* start Given information *

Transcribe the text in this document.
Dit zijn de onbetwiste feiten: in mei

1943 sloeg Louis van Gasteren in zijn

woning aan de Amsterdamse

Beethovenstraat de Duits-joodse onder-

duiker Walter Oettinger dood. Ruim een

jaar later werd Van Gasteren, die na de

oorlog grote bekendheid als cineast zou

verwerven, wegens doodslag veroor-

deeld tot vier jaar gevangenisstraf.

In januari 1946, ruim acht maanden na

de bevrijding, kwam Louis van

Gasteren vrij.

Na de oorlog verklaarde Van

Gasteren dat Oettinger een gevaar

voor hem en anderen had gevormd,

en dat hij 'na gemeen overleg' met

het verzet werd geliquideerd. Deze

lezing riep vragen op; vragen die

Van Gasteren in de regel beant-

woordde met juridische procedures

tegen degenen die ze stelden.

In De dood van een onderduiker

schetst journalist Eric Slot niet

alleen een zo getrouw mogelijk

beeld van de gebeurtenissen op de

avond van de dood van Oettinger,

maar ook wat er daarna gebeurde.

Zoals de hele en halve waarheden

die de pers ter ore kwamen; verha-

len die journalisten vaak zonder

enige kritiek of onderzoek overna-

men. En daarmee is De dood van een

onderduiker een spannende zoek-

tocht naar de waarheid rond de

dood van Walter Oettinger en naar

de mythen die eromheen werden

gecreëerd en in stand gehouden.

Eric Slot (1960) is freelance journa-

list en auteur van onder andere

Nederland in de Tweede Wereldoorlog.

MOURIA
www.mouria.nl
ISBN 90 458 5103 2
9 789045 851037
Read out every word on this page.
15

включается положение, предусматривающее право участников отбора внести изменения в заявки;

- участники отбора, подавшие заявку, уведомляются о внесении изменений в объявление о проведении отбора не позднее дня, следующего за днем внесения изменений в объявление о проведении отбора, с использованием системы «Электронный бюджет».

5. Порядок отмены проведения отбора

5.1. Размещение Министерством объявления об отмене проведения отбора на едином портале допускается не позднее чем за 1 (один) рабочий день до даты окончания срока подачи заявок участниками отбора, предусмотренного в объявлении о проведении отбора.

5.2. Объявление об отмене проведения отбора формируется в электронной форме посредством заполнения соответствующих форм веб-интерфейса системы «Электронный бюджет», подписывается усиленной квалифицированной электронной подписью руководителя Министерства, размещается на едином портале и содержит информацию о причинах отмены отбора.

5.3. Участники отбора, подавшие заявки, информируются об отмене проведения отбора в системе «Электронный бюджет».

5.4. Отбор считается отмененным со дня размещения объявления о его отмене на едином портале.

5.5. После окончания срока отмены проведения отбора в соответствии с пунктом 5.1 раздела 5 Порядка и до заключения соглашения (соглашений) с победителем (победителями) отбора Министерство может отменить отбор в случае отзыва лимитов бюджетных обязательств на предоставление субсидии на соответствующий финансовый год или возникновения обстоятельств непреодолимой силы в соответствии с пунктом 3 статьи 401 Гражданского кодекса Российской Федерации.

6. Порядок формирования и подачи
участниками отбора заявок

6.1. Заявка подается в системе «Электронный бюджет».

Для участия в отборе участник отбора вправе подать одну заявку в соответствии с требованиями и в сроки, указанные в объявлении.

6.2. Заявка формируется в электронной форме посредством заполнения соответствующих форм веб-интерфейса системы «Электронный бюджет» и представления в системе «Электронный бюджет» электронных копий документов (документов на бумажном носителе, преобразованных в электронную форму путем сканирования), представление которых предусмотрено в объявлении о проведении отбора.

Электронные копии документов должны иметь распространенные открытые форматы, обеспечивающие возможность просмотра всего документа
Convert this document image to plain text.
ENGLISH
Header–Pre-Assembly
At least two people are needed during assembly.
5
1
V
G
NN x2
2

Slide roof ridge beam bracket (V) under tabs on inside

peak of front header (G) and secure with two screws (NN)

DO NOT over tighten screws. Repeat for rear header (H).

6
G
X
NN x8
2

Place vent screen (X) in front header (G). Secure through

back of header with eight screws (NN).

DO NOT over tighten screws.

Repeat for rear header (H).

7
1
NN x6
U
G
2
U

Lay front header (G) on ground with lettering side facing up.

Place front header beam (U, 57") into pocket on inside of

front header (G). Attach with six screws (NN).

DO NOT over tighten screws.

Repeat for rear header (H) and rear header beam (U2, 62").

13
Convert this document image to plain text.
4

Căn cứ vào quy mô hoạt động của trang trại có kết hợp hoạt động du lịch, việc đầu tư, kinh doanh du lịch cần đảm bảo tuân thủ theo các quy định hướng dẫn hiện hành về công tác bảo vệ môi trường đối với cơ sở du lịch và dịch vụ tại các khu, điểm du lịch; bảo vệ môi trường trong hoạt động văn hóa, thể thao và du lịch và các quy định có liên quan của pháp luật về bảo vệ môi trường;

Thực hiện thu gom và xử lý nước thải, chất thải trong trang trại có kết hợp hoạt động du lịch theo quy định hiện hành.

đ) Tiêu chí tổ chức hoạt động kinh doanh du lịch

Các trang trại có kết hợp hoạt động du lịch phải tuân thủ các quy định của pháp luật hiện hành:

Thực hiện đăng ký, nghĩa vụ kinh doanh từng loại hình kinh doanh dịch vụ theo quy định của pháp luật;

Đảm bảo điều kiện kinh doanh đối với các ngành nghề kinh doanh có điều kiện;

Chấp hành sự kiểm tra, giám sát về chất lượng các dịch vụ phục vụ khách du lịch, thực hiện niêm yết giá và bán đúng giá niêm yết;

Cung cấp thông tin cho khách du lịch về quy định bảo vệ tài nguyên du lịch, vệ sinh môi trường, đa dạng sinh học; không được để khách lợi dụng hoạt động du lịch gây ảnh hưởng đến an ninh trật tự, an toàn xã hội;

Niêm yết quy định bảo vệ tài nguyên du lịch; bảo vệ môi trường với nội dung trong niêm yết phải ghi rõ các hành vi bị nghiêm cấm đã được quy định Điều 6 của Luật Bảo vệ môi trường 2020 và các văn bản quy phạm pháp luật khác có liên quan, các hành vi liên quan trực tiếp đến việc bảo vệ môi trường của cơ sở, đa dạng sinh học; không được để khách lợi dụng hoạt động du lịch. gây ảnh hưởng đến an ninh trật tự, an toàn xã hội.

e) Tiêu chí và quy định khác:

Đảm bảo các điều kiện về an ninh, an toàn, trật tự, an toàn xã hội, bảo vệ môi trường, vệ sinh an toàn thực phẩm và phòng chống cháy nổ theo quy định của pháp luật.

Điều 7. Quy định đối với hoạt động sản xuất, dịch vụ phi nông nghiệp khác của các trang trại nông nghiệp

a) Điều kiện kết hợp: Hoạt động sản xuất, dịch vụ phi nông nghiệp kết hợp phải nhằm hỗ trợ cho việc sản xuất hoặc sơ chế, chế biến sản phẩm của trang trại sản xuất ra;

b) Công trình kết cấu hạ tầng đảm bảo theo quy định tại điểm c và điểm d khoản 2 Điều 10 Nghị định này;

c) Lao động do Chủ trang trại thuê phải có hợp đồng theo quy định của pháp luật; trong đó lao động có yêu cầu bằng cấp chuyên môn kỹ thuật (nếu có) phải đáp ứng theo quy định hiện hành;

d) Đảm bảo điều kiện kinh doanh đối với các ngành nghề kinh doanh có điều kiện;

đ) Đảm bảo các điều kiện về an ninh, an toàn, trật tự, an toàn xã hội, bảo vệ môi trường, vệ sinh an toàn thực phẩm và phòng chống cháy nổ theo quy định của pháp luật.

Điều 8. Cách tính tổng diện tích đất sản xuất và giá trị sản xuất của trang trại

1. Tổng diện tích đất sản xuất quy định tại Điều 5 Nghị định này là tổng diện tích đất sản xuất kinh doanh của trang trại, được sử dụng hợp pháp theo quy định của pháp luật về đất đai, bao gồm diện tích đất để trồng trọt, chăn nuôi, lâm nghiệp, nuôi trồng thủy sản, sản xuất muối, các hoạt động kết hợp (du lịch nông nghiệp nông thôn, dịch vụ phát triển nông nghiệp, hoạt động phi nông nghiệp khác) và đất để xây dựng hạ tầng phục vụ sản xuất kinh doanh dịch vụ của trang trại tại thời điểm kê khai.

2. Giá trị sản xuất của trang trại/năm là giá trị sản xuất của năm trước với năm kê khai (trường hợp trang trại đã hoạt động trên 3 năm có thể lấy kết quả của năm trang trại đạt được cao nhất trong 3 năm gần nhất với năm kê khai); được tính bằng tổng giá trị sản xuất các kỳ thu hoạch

* end Given information *

> [Exercise requirements]: Pull out all lines of the data with the string "заявки".

> [Task answer]:
включается положение, предусматривающее право участников отбора внести изменения в заявки;
5.3. Участники отбора, подавшие заявки, информируются об отмене проведения отбора в системе «Электронный бюджет».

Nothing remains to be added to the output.